[start of DATA FOR PROCESSING]

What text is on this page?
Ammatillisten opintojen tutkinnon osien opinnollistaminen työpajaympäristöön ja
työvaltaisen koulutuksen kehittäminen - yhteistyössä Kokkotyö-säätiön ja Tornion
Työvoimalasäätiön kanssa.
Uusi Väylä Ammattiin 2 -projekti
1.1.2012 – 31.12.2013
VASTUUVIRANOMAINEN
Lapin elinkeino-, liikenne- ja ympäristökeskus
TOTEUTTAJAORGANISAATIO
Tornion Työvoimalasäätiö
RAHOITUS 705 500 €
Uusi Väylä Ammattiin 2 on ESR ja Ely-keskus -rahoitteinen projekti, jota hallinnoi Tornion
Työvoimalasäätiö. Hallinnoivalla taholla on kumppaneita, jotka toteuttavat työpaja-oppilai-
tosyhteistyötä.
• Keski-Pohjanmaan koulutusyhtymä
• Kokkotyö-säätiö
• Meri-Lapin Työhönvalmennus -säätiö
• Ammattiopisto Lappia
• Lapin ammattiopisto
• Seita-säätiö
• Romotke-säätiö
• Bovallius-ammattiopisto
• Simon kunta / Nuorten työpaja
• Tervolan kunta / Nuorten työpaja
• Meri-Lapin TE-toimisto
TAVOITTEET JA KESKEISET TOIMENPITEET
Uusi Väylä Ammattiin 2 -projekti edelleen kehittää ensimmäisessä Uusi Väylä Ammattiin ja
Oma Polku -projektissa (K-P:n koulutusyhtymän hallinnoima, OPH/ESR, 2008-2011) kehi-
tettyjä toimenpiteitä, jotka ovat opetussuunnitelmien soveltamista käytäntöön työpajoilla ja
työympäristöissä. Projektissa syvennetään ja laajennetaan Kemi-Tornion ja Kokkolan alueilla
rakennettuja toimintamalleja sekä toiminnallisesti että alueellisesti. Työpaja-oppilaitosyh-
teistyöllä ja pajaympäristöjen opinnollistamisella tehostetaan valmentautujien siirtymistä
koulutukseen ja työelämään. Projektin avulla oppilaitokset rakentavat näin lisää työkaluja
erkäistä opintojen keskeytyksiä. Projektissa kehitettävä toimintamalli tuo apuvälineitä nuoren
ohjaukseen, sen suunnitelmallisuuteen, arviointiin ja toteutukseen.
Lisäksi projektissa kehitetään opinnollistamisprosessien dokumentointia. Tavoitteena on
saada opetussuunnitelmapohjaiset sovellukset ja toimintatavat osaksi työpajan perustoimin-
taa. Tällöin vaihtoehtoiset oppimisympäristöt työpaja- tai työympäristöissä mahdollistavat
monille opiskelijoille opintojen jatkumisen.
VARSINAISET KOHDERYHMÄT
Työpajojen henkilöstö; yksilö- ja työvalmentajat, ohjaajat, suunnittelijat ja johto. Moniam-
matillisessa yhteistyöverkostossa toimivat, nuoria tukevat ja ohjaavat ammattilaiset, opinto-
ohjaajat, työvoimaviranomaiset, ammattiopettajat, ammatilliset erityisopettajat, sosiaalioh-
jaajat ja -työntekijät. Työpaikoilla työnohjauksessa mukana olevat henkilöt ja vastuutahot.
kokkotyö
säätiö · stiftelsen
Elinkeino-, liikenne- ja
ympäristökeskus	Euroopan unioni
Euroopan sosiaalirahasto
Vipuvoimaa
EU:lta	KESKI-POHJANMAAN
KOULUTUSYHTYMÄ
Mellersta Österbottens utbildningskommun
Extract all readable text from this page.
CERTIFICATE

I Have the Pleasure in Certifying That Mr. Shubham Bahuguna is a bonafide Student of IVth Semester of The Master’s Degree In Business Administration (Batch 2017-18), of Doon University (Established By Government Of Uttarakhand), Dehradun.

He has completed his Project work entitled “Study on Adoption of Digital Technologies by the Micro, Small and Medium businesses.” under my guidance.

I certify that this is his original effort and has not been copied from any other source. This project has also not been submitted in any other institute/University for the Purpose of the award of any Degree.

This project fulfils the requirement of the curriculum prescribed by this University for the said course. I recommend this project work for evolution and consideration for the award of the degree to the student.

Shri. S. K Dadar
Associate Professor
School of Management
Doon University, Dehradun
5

[end of DATA FOR PROCESSING]

[WRITTEN REQUEST] Copy each record from above exactly, and include every line.

[SOLUTION]
What text is on this page?
Ammatillisten opintojen tutkinnon osien opinnollistaminen työpajaympäristöön ja
työvaltaisen koulutuksen kehittäminen - yhteistyössä Kokkotyö-säätiön ja Tornion
Työvoimalasäätiön kanssa.
Uusi Väylä Ammattiin 2 -projekti
1.1.2012 – 31.12.2013
VASTUUVIRANOMAINEN
Lapin elinkeino-, liikenne- ja ympäristökeskus
TOTEUTTAJAORGANISAATIO
Tornion Työvoimalasäätiö
RAHOITUS 705 500 €
Uusi Väylä Ammattiin 2 on ESR ja Ely-keskus -rahoitteinen projekti, jota hallinnoi Tornion
Työvoimalasäätiö. Hallinnoivalla taholla on kumppaneita, jotka toteuttavat työpaja-oppilai-
tosyhteistyötä.
• Keski-Pohjanmaan koulutusyhtymä
• Kokkotyö-säätiö
• Meri-Lapin Työhönvalmennus -säätiö
• Ammattiopisto Lappia
• Lapin ammattiopisto
• Seita-säätiö
• Romotke-säätiö
• Bovallius-ammattiopisto
• Simon kunta / Nuorten työpaja
• Tervolan kunta / Nuorten työpaja
• Meri-Lapin TE-toimisto
TAVOITTEET JA KESKEISET TOIMENPITEET
Uusi Väylä Ammattiin 2 -projekti edelleen kehittää ensimmäisessä Uusi Väylä Ammattiin ja
Oma Polku -projektissa (K-P:n koulutusyhtymän hallinnoima, OPH/ESR, 2008-2011) kehi-
tettyjä toimenpiteitä, jotka ovat opetussuunnitelmien soveltamista käytäntöön työpajoilla ja
työympäristöissä. Projektissa syvennetään ja laajennetaan Kemi-Tornion ja Kokkolan alueilla
rakennettuja toimintamalleja sekä toiminnallisesti että alueellisesti. Työpaja-oppilaitosyh-
teistyöllä ja pajaympäristöjen opinnollistamisella tehostetaan valmentautujien siirtymistä
koulutukseen ja työelämään. Projektin avulla oppilaitokset rakentavat näin lisää työkaluja
erkäistä opintojen keskeytyksiä. Projektissa kehitettävä toimintamalli tuo apuvälineitä nuoren
ohjaukseen, sen suunnitelmallisuuteen, arviointiin ja toteutukseen.
Lisäksi projektissa kehitetään opinnollistamisprosessien dokumentointia. Tavoitteena on
saada opetussuunnitelmapohjaiset sovellukset ja toimintatavat osaksi työpajan perustoimin-
taa. Tällöin vaihtoehtoiset oppimisympäristöt työpaja- tai työympäristöissä mahdollistavat
monille opiskelijoille opintojen jatkumisen.
VARSINAISET KOHDERYHMÄT
Työpajojen henkilöstö; yksilö- ja työvalmentajat, ohjaajat, suunnittelijat ja johto. Moniam-
matillisessa yhteistyöverkostossa toimivat, nuoria tukevat ja ohjaavat ammattilaiset, opinto-
ohjaajat, työvoimaviranomaiset, ammattiopettajat, ammatilliset erityisopettajat, sosiaalioh-
jaajat ja -työntekijät. Työpaikoilla työnohjauksessa mukana olevat henkilöt ja vastuutahot.
kokkotyö
säätiö · stiftelsen
Elinkeino-, liikenne- ja
ympäristökeskus	Euroopan unioni
Euroopan sosiaalirahasto
Vipuvoimaa
EU:lta	KESKI-POHJANMAAN
KOULUTUSYHTYMÄ
Mellersta Österbottens utbildningskommun
Extract all readable text from this page.
CERTIFICATE

I Have the Pleasure in Certifying That Mr. Shubham Bahuguna is a bonafide Student of IVth Semester of The Master’s Degree In Business Administration (Batch 2017-18), of Doon University (Established By Government Of Uttarakhand), Dehradun.

He has completed his Project work entitled “Study on Adoption of Digital Technologies by the Micro, Small and Medium businesses.” under my guidance.

I certify that this is his original effort and has not been copied from any other source. This project has also not been submitted in any other institute/University for the Purpose of the award of any Degree.

This project fulfils the requirement of the curriculum prescribed by this University for the said course. I recommend this project work for evolution and consideration for the award of the degree to the student.

Shri. S. K Dadar
Associate Professor
School of Management
Doon University, Dehradun
5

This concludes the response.